● TASK STATEMENT
Keep only the lines of the data below that contain "index", and copy them.
# start of PROVIDED INFORMATION
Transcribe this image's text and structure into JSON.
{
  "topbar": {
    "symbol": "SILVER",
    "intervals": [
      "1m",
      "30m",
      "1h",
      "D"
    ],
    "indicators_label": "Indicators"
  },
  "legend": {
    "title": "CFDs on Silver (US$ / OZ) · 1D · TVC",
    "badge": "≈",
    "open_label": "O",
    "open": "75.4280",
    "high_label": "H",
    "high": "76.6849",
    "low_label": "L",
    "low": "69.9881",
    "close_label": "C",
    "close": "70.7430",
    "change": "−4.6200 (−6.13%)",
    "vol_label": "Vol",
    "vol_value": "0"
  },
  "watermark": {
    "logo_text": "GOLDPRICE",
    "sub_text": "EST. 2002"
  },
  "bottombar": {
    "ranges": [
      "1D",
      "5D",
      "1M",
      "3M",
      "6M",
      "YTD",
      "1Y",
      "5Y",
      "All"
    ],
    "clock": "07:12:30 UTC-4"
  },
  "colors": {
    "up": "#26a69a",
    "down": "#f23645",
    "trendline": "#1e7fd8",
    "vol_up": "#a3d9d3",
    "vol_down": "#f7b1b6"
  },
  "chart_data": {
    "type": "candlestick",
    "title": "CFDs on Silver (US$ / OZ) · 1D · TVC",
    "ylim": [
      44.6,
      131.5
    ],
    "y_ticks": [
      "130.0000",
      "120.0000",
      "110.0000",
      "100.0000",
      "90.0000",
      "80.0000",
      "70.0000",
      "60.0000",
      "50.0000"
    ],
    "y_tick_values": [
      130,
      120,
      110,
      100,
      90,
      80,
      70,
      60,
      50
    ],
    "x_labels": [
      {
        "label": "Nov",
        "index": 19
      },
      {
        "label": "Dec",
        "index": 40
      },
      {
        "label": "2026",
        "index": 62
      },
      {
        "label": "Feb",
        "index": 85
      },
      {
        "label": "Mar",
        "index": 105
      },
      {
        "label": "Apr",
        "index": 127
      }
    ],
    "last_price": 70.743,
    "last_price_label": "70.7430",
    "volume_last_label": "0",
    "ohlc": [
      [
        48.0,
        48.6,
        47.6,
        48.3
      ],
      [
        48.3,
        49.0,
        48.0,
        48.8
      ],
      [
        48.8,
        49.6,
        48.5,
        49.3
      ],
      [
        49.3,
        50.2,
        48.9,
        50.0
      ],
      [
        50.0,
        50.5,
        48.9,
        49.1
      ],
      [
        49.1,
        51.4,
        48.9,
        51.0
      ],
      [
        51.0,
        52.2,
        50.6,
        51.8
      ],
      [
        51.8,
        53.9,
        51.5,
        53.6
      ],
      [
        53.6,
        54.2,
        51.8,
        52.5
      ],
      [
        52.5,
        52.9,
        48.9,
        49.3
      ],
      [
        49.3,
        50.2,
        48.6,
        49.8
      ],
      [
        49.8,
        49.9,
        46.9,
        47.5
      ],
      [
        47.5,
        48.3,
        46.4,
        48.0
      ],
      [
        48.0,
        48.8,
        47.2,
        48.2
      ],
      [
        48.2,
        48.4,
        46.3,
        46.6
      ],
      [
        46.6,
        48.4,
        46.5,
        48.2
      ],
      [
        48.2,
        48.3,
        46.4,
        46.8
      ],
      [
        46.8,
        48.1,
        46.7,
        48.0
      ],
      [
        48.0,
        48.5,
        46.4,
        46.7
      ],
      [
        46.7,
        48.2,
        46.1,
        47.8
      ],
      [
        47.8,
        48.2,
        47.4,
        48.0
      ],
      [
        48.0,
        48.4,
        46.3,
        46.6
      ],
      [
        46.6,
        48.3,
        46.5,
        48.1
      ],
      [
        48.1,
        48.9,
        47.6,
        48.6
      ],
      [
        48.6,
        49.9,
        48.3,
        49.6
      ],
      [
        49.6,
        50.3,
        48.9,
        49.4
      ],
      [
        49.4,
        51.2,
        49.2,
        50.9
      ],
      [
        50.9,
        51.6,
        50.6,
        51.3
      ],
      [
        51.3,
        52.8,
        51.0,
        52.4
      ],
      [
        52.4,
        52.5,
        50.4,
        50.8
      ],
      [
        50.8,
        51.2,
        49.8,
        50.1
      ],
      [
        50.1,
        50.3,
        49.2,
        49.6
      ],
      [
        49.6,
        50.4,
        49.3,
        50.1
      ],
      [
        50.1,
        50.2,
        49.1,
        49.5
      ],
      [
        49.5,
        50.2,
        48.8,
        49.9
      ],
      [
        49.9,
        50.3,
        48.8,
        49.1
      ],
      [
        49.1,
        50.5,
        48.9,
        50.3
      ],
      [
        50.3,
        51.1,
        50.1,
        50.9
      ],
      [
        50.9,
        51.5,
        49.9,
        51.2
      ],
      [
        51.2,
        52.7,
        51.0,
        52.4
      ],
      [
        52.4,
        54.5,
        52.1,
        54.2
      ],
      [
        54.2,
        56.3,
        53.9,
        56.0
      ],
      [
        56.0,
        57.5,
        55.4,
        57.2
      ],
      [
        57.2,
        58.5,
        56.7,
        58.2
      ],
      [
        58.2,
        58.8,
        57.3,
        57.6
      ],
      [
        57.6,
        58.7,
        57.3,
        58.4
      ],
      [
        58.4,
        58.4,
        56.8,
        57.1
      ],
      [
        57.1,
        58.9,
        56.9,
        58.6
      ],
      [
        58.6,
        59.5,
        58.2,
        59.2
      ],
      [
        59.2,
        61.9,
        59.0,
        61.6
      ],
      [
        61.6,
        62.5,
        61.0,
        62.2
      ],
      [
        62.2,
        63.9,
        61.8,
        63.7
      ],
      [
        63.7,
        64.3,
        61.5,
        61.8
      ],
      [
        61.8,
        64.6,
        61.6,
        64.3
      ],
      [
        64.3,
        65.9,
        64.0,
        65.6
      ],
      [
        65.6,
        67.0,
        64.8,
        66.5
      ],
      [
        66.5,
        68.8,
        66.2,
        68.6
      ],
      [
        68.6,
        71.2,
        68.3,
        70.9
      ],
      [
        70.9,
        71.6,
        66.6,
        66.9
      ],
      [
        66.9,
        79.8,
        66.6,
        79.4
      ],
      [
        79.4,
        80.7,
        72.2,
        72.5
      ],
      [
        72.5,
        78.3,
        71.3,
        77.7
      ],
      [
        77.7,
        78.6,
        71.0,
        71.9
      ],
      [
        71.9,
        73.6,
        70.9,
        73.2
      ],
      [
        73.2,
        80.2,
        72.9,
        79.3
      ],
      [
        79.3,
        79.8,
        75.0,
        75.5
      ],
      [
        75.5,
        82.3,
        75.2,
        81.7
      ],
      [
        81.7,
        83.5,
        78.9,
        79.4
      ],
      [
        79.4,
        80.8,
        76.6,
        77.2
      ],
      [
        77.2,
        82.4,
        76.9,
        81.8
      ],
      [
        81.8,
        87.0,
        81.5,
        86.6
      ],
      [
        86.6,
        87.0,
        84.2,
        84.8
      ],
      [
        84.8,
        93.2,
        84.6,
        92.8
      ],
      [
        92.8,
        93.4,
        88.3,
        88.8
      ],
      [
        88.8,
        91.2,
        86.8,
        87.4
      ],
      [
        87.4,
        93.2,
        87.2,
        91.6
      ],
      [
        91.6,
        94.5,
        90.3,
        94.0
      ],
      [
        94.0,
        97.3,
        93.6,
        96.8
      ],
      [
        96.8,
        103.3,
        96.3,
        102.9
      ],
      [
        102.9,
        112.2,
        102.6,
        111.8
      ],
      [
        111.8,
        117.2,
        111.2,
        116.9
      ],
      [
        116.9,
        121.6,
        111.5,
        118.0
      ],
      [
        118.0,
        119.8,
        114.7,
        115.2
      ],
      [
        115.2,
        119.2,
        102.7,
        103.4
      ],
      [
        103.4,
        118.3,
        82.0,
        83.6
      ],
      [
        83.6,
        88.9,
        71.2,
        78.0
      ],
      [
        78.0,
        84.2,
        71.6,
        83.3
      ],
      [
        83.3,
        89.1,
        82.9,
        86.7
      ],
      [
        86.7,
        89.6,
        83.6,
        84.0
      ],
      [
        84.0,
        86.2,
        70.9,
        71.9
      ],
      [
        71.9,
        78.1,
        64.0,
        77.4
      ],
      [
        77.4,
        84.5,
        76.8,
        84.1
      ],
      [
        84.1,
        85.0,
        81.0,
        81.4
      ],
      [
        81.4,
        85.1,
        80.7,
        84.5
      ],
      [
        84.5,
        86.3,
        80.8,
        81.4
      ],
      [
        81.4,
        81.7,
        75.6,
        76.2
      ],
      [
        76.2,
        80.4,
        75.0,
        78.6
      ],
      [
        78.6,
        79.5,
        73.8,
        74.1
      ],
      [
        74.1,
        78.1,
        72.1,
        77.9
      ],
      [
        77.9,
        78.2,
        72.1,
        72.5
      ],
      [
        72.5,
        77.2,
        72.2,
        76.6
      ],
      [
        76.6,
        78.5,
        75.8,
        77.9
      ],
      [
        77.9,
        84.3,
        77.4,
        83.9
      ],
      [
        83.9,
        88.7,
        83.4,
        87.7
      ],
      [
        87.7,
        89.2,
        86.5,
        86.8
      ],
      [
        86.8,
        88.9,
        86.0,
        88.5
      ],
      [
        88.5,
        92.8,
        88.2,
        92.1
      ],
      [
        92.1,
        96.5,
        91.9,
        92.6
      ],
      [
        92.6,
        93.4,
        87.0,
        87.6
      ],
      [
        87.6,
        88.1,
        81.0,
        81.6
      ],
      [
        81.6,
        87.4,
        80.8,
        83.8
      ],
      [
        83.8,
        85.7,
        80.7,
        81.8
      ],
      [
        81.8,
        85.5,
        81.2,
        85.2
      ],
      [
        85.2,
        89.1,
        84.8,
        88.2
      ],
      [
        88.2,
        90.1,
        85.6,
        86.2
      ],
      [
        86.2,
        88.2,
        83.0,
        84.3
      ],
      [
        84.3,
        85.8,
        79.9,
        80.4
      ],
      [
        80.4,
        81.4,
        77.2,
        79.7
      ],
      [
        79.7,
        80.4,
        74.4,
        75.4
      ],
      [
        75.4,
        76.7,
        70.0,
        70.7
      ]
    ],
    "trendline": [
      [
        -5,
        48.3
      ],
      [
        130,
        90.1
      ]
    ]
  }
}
# end of PROVIDED INFORMATION
● ANSWER BELOW
        "index": 19
        "index": 40
        "index": 62
        "index": 85
        "index": 105
        "index": 127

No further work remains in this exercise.